### Extracted material
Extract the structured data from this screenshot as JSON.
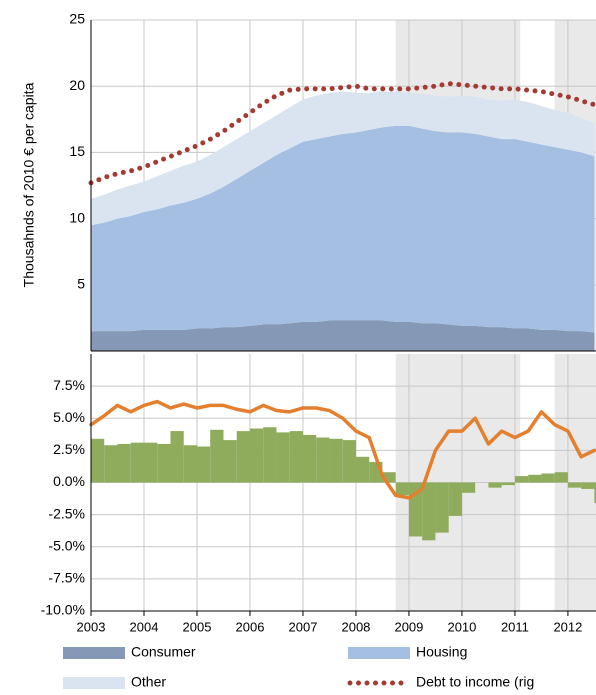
{
  "chart_data": [
    {
      "type": "area",
      "y_label": "Thousahnds of 2010 € per capita",
      "x": [
        2003,
        2003.25,
        2003.5,
        2003.75,
        2004,
        2004.25,
        2004.5,
        2004.75,
        2005,
        2005.25,
        2005.5,
        2005.75,
        2006,
        2006.25,
        2006.5,
        2006.75,
        2007,
        2007.25,
        2007.5,
        2007.75,
        2008,
        2008.25,
        2008.5,
        2008.75,
        2009,
        2009.25,
        2009.5,
        2009.75,
        2010,
        2010.25,
        2010.5,
        2010.75,
        2011,
        2011.25,
        2011.5,
        2011.75,
        2012,
        2012.25,
        2012.5
      ],
      "xlim": [
        2003,
        2012.53
      ],
      "xticks": [
        2003,
        2004,
        2005,
        2006,
        2007,
        2008,
        2009,
        2010,
        2011,
        2012
      ],
      "ylim": [
        0,
        25
      ],
      "yticks": [
        5,
        10,
        15,
        20,
        25
      ],
      "grid": true,
      "shaded_regions": [
        [
          2008.75,
          2011.1
        ],
        [
          2011.75,
          2012.53
        ]
      ],
      "legend": "bottom",
      "series": [
        {
          "name": "Consumer",
          "color": "#8599b6",
          "values": [
            1.5,
            1.5,
            1.5,
            1.5,
            1.6,
            1.6,
            1.6,
            1.6,
            1.7,
            1.7,
            1.8,
            1.8,
            1.9,
            2.0,
            2.0,
            2.1,
            2.2,
            2.2,
            2.3,
            2.3,
            2.3,
            2.3,
            2.3,
            2.2,
            2.2,
            2.1,
            2.1,
            2.0,
            1.9,
            1.9,
            1.8,
            1.8,
            1.7,
            1.7,
            1.6,
            1.6,
            1.5,
            1.5,
            1.4
          ]
        },
        {
          "name": "Housing",
          "color": "#a4bfe1",
          "values": [
            8.0,
            8.2,
            8.5,
            8.7,
            8.9,
            9.1,
            9.4,
            9.6,
            9.8,
            10.2,
            10.6,
            11.2,
            11.7,
            12.2,
            12.8,
            13.2,
            13.6,
            13.8,
            13.9,
            14.1,
            14.2,
            14.4,
            14.6,
            14.8,
            14.8,
            14.7,
            14.5,
            14.5,
            14.6,
            14.5,
            14.4,
            14.2,
            14.3,
            14.1,
            14.0,
            13.8,
            13.7,
            13.5,
            13.3
          ]
        },
        {
          "name": "Other",
          "color": "#dae4f1",
          "values": [
            2.0,
            2.1,
            2.2,
            2.3,
            2.3,
            2.5,
            2.6,
            2.8,
            2.8,
            2.9,
            3.0,
            3.0,
            3.0,
            3.0,
            3.0,
            3.1,
            3.2,
            3.3,
            3.3,
            3.2,
            3.0,
            2.8,
            2.7,
            2.6,
            2.5,
            2.6,
            2.7,
            2.7,
            2.8,
            2.8,
            2.8,
            2.9,
            3.0,
            3.0,
            2.9,
            2.8,
            2.8,
            2.6,
            2.5
          ]
        },
        {
          "name": "Debt to income (rig",
          "type": "line",
          "line_style": "dotted",
          "color": "#a33a33",
          "values": [
            12.7,
            13.1,
            13.4,
            13.6,
            13.9,
            14.3,
            14.7,
            15.1,
            15.5,
            16.0,
            16.6,
            17.3,
            18.0,
            18.7,
            19.3,
            19.7,
            19.8,
            19.8,
            19.8,
            19.9,
            20.0,
            19.8,
            19.8,
            19.8,
            19.8,
            19.9,
            20.0,
            20.2,
            20.1,
            20.0,
            19.9,
            19.8,
            19.8,
            19.7,
            19.6,
            19.4,
            19.2,
            18.9,
            18.6
          ]
        }
      ]
    },
    {
      "type": "bar",
      "x": [
        2003,
        2003.25,
        2003.5,
        2003.75,
        2004,
        2004.25,
        2004.5,
        2004.75,
        2005,
        2005.25,
        2005.5,
        2005.75,
        2006,
        2006.25,
        2006.5,
        2006.75,
        2007,
        2007.25,
        2007.5,
        2007.75,
        2008,
        2008.25,
        2008.5,
        2008.75,
        2009,
        2009.25,
        2009.5,
        2009.75,
        2010,
        2010.25,
        2010.5,
        2010.75,
        2011,
        2011.25,
        2011.5,
        2011.75,
        2012,
        2012.25,
        2012.5
      ],
      "xlim": [
        2003,
        2012.53
      ],
      "xticks": [
        2003,
        2004,
        2005,
        2006,
        2007,
        2008,
        2009,
        2010,
        2011,
        2012
      ],
      "ylim": [
        -10,
        10
      ],
      "yticks": [
        {
          "value": -10,
          "label": "-10.0%"
        },
        {
          "value": -7.5,
          "label": "-7.5%"
        },
        {
          "value": -5,
          "label": "-5.0%"
        },
        {
          "value": -2.5,
          "label": "-2.5%"
        },
        {
          "value": 0,
          "label": "0.0%"
        },
        {
          "value": 2.5,
          "label": "2.5%"
        },
        {
          "value": 5,
          "label": "5.0%"
        },
        {
          "value": 7.5,
          "label": "7.5%"
        }
      ],
      "grid": true,
      "shaded_regions": [
        [
          2008.75,
          2011.1
        ],
        [
          2011.75,
          2012.53
        ]
      ],
      "series": [
        {
          "color": "#8fab5c",
          "values": [
            3.4,
            2.9,
            3.0,
            3.1,
            3.1,
            3.0,
            4.0,
            2.9,
            2.8,
            4.1,
            3.3,
            4.0,
            4.2,
            4.3,
            3.9,
            4.0,
            3.7,
            3.5,
            3.4,
            3.3,
            2.0,
            1.6,
            0.8,
            -1.0,
            -4.2,
            -4.5,
            -3.9,
            -2.6,
            -0.8,
            0.0,
            -0.4,
            -0.2,
            0.5,
            0.6,
            0.7,
            0.8,
            -0.4,
            -0.5,
            -1.6
          ]
        },
        {
          "type": "line",
          "color": "#e47f2e",
          "values": [
            4.5,
            5.2,
            6.0,
            5.5,
            6.0,
            6.3,
            5.8,
            6.1,
            5.8,
            6.0,
            6.0,
            5.7,
            5.5,
            6.0,
            5.6,
            5.5,
            5.8,
            5.8,
            5.6,
            5.0,
            4.0,
            3.5,
            0.5,
            -1.0,
            -1.2,
            -0.5,
            2.5,
            4.0,
            4.0,
            5.0,
            3.0,
            4.0,
            3.5,
            4.0,
            5.5,
            4.5,
            4.0,
            2.0,
            2.5
          ]
        }
      ]
    }
  ]
}
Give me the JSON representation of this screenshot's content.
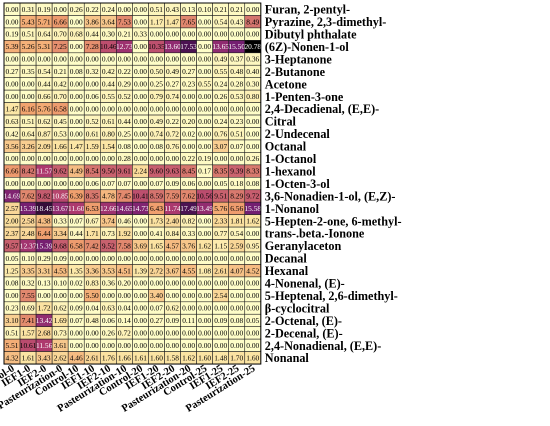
{
  "chart_data": {
    "type": "heatmap",
    "title": "",
    "xlabel": "",
    "ylabel": "",
    "columns": [
      "Control-0",
      "IEF1-0",
      "IEF2-0",
      "Pasteurization-0",
      "Control-10",
      "IEF1-10",
      "IEF2-10",
      "Pasteurization-10",
      "Control-20",
      "IEF1-20",
      "IEF2-20",
      "Pasteurization-20",
      "Control-25",
      "IEF1-25",
      "IEF2-25",
      "Pasteurization-25"
    ],
    "row_labels": [
      "Furan, 2-pentyl-",
      "Pyrazine, 2,3-dimethyl-",
      "Dibutyl phthalate",
      "(6Z)-Nonen-1-ol",
      "3-Heptanone",
      "2-Butanone",
      "Acetone",
      "1-Penten-3-one",
      "2,4-Decadienal, (E,E)-",
      "Citral",
      "2-Undecenal",
      "Octanal",
      "1-Octanol",
      "1-hexanol",
      "1-Octen-3-ol",
      "3,6-Nonadien-1-ol, (E,Z)-",
      "1-Nonanol",
      "5-Hepten-2-one, 6-methyl-",
      "trans-.beta.-Ionone",
      "Geranylaceton",
      "Decanal",
      "Hexanal",
      "4-Nonenal, (E)-",
      "5-Heptenal, 2,6-dimethyl-",
      "β-cyclocitral",
      "2-Octenal, (E)-",
      "2-Decenal, (E)-",
      "2,4-Nonadienal, (E,E)-",
      "Nonanal"
    ],
    "values": [
      [
        0.0,
        0.31,
        0.19,
        0.0,
        0.26,
        0.22,
        0.24,
        0.0,
        0.0,
        0.51,
        0.43,
        0.13,
        0.1,
        0.21,
        0.21,
        0.0
      ],
      [
        0.0,
        5.43,
        5.71,
        6.66,
        0.0,
        3.86,
        3.64,
        7.53,
        0.0,
        1.17,
        1.47,
        7.65,
        0.0,
        0.54,
        0.43,
        8.49
      ],
      [
        0.19,
        0.51,
        0.64,
        0.7,
        0.68,
        0.44,
        0.3,
        0.21,
        0.33,
        0.0,
        0.0,
        0.0,
        0.0,
        0.0,
        0.0,
        0.0
      ],
      [
        5.39,
        5.26,
        5.31,
        7.25,
        0.0,
        7.28,
        10.46,
        12.73,
        0.0,
        10.35,
        13.6,
        17.53,
        0.0,
        13.65,
        15.5,
        20.78
      ],
      [
        0.0,
        0.0,
        0.0,
        0.0,
        0.0,
        0.0,
        0.0,
        0.0,
        0.0,
        0.0,
        0.0,
        0.0,
        0.0,
        0.49,
        0.37,
        0.36
      ],
      [
        0.27,
        0.35,
        0.54,
        0.21,
        0.08,
        0.32,
        0.42,
        0.22,
        0.0,
        0.5,
        0.49,
        0.27,
        0.0,
        0.55,
        0.48,
        0.4
      ],
      [
        0.0,
        0.0,
        0.44,
        0.42,
        0.0,
        0.0,
        0.44,
        0.29,
        0.0,
        0.25,
        0.27,
        0.23,
        0.55,
        0.24,
        0.28,
        0.3
      ],
      [
        0.0,
        0.0,
        0.66,
        0.7,
        0.0,
        0.06,
        0.55,
        0.52,
        0.0,
        0.79,
        0.74,
        0.0,
        0.0,
        0.26,
        0.53,
        0.8
      ],
      [
        1.47,
        6.16,
        5.76,
        6.58,
        0.0,
        0.0,
        0.0,
        0.0,
        0.0,
        0.0,
        0.0,
        0.0,
        0.0,
        0.0,
        0.0,
        0.0
      ],
      [
        0.63,
        0.51,
        0.62,
        0.45,
        0.0,
        0.52,
        0.61,
        0.44,
        0.0,
        0.49,
        0.22,
        0.2,
        0.0,
        0.24,
        0.23,
        0.0
      ],
      [
        0.42,
        0.64,
        0.87,
        0.53,
        0.0,
        0.61,
        0.8,
        0.25,
        0.0,
        0.74,
        0.72,
        0.02,
        0.0,
        0.76,
        0.51,
        0.0
      ],
      [
        3.56,
        3.26,
        2.09,
        1.66,
        1.47,
        1.59,
        1.54,
        0.08,
        0.0,
        0.08,
        0.76,
        0.0,
        0.0,
        3.07,
        0.07,
        0.0
      ],
      [
        0.0,
        0.0,
        0.0,
        0.0,
        0.0,
        0.0,
        0.0,
        0.28,
        0.0,
        0.0,
        0.0,
        0.22,
        0.19,
        0.0,
        0.0,
        0.26
      ],
      [
        6.66,
        8.42,
        11.57,
        9.62,
        4.49,
        8.54,
        9.5,
        9.61,
        2.24,
        9.6,
        9.63,
        8.45,
        0.17,
        8.35,
        9.39,
        8.33
      ],
      [
        0.0,
        0.0,
        0.0,
        0.0,
        0.0,
        0.06,
        0.07,
        0.07,
        0.0,
        0.07,
        0.09,
        0.06,
        0.0,
        0.05,
        0.18,
        0.08
      ],
      [
        14.69,
        7.62,
        9.82,
        10.85,
        6.39,
        8.35,
        4.78,
        7.45,
        10.41,
        8.59,
        7.59,
        7.62,
        10.56,
        9.51,
        8.29,
        9.72
      ],
      [
        2.57,
        15.39,
        18.45,
        13.67,
        11.6,
        6.53,
        12.66,
        14.65,
        14.73,
        6.43,
        11.74,
        17.49,
        13.49,
        5.76,
        6.56,
        15.58
      ],
      [
        2.0,
        2.58,
        4.38,
        0.33,
        0.07,
        0.67,
        3.74,
        0.46,
        0.0,
        1.73,
        2.4,
        0.82,
        0.0,
        2.33,
        1.81,
        1.62
      ],
      [
        2.37,
        2.48,
        6.44,
        3.34,
        0.44,
        1.71,
        0.73,
        1.92,
        0.0,
        0.41,
        0.84,
        0.33,
        0.0,
        0.77,
        0.54,
        0.0
      ],
      [
        9.57,
        12.37,
        15.39,
        9.68,
        6.58,
        7.42,
        9.52,
        7.58,
        3.69,
        1.65,
        4.57,
        3.76,
        1.62,
        1.15,
        2.59,
        0.95
      ],
      [
        0.05,
        0.1,
        0.29,
        0.09,
        0.0,
        0.0,
        0.0,
        0.0,
        0.0,
        0.0,
        0.0,
        0.0,
        0.0,
        0.0,
        0.0,
        0.0
      ],
      [
        1.25,
        3.35,
        3.31,
        4.53,
        1.35,
        3.36,
        3.53,
        4.51,
        1.39,
        2.72,
        3.67,
        4.55,
        1.08,
        2.61,
        4.07,
        4.52
      ],
      [
        0.08,
        0.32,
        0.13,
        0.1,
        0.02,
        0.83,
        0.36,
        0.2,
        0.0,
        0.0,
        0.0,
        0.0,
        0.0,
        0.0,
        0.0,
        0.0
      ],
      [
        0.0,
        7.55,
        0.0,
        0.0,
        0.0,
        5.5,
        0.0,
        0.0,
        0.0,
        3.4,
        0.0,
        0.0,
        0.0,
        2.54,
        0.0,
        0.0
      ],
      [
        0.23,
        0.69,
        1.72,
        0.62,
        0.09,
        0.04,
        0.63,
        0.04,
        0.0,
        0.07,
        0.62,
        0.0,
        0.0,
        0.0,
        0.0,
        0.0
      ],
      [
        3.1,
        7.41,
        13.42,
        1.69,
        0.07,
        0.48,
        0.06,
        0.14,
        0.0,
        0.27,
        0.09,
        0.11,
        0.0,
        0.09,
        0.08,
        0.05
      ],
      [
        0.51,
        1.57,
        2.68,
        0.73,
        0.0,
        0.0,
        0.26,
        0.72,
        0.0,
        0.0,
        0.0,
        0.0,
        0.0,
        0.0,
        0.0,
        0.0
      ],
      [
        5.51,
        10.61,
        11.56,
        3.61,
        0.0,
        0.0,
        0.0,
        0.0,
        0.0,
        0.0,
        0.0,
        0.0,
        0.0,
        0.0,
        0.0,
        0.0
      ],
      [
        4.32,
        1.61,
        3.43,
        2.62,
        4.46,
        2.61,
        1.76,
        1.66,
        1.61,
        1.6,
        1.58,
        1.62,
        1.6,
        1.48,
        1.7,
        1.6
      ]
    ],
    "colors": {
      "low": "#fefdc8",
      "mid_low": "#fbe3a2",
      "mid": "#f2a36e",
      "high": "#b03a6e",
      "higher": "#6a1a72",
      "max": "#000000",
      "grid": "#222222"
    }
  }
}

### Exercise prompt
Return every line above that contains the word "Pasteurization".

### Output
      "Pasteurization-0",
      "Pasteurization-10",
      "Pasteurization-20",
      "Pasteurization-25"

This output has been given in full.